Deputy Speaker of the House of Representatives of Nigeria
- In office 2 November 2007 – 6 June 2011
- Speaker: Dimeji Bankole
- Preceded by: Babangida Nguroje
- Succeeded by: Chukwuemeka Ihedioha

Personal details
- Born: 2 January 1961 (age 65)
- Party: People's Democratic Party
- Occupation: Politician

= Usman Bayero Nafada =

Former Deputy Speaker of Nigerian House of Representatives

Senator Usman Bayero Nafada (born 2 January 1961) is a former Deputy Speaker of the House of Representatives of Nigeria representing Dukku/Nafada Federal Constituency of Gombe state, and a former senator for the Gombe North senatorial district in 2015 under the umbrella of the People's Democratic Party (PDP). He was the 2019 Peoples Democratic Party's gubernatorial candidate in Gombe State. Nafada holds different titles and awards which include Sarkin Yakin Nafada, Dan Rimin Gona, Madawakin Akko, Durbin Tangale, Maje Keran Funakaye, Enyi of Igbo Anambara, Garkuwan Matasan Arewa, and Commander of the Order of Niger (CON).

==Early life and education==
Nafada was born in January 1961 in Gombe State to Bayero Nafada.
He holds a teacher's certificate from Ahmadu Bello University (ABU), Zaria, Kaduna State and degrees in accountancy from both ABU and the University of Maiduguri, Maiduguri, Borno State.

==Political career==
Nafada was a member of the Gombe State House of Assembly. He held the position of Majority Leader of the House and later became Speaker for the All Nigeria Peoples Party (ANPP) from 1999 until 2003, and held the post of Speaker starting in June of that term. He was previously the Assistant State Auditor of Gombe State.

Nafada was elected to the national House of Representatives in 2003 as an ANPP candidate for Dukku/Nafada, but switched to PDP membership when his state began to vote that way. After the resignation of Babangida Nguroje amid the Patricia Etteh corruption scandal, Friday Itulah of Edo State nominated Nafada to succeed Nguroje as Deputy Speaker. He was elected unopposed on 2 November 2007. However, in July 2018, less than a year to the next national election, Nafada, along with 14 other members defected from APC to PDP.

Given records:
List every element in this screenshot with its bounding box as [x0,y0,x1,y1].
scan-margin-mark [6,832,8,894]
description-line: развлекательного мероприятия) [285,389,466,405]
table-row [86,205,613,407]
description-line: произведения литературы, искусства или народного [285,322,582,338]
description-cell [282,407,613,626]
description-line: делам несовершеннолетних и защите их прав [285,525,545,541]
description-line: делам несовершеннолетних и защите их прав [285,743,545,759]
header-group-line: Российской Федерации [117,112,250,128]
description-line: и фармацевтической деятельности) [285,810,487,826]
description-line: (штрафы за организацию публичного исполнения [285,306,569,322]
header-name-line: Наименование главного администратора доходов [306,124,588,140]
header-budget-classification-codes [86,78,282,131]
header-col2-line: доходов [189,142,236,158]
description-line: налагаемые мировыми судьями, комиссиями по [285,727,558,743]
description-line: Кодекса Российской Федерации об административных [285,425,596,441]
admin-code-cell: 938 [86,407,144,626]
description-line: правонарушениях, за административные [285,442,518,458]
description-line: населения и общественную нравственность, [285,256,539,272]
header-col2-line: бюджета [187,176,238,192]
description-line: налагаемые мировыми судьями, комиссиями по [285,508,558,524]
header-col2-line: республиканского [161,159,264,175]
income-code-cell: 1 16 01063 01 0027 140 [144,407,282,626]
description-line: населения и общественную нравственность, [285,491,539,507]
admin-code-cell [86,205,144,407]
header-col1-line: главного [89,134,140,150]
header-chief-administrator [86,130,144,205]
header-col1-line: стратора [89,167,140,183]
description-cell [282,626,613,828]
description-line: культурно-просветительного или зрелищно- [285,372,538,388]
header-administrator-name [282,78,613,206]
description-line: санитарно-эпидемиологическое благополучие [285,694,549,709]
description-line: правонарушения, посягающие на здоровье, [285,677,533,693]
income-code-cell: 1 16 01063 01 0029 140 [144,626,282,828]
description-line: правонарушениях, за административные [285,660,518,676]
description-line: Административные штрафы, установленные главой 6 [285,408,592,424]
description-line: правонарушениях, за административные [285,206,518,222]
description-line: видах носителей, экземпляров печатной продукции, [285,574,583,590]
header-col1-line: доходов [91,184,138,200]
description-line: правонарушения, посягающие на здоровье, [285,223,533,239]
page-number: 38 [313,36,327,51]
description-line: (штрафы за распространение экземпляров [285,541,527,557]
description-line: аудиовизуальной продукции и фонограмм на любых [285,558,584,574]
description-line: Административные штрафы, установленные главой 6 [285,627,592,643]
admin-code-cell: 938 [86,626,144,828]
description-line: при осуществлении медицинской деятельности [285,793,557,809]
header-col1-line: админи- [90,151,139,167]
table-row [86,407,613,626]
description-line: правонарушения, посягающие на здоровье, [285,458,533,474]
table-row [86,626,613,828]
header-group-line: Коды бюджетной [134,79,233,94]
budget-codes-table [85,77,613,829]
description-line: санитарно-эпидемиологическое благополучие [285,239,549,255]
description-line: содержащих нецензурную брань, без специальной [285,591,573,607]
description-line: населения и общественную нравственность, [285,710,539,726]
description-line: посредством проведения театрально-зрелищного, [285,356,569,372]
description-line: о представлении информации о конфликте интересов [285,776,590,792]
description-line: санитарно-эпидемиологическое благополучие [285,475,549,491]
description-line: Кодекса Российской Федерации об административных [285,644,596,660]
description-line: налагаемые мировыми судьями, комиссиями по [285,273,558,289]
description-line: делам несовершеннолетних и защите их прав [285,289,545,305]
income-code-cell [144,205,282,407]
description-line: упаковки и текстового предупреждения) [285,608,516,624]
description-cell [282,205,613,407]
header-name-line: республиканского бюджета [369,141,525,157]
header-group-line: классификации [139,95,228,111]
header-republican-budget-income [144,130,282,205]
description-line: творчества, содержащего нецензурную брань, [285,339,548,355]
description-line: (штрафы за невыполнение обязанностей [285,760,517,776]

Problem description: According to the text on Usman Bayero Nafada, who nominated him to succeed Babangida Nguroje as Deputy Speaker?

Answer to this task: Friday Itulah of Edo State.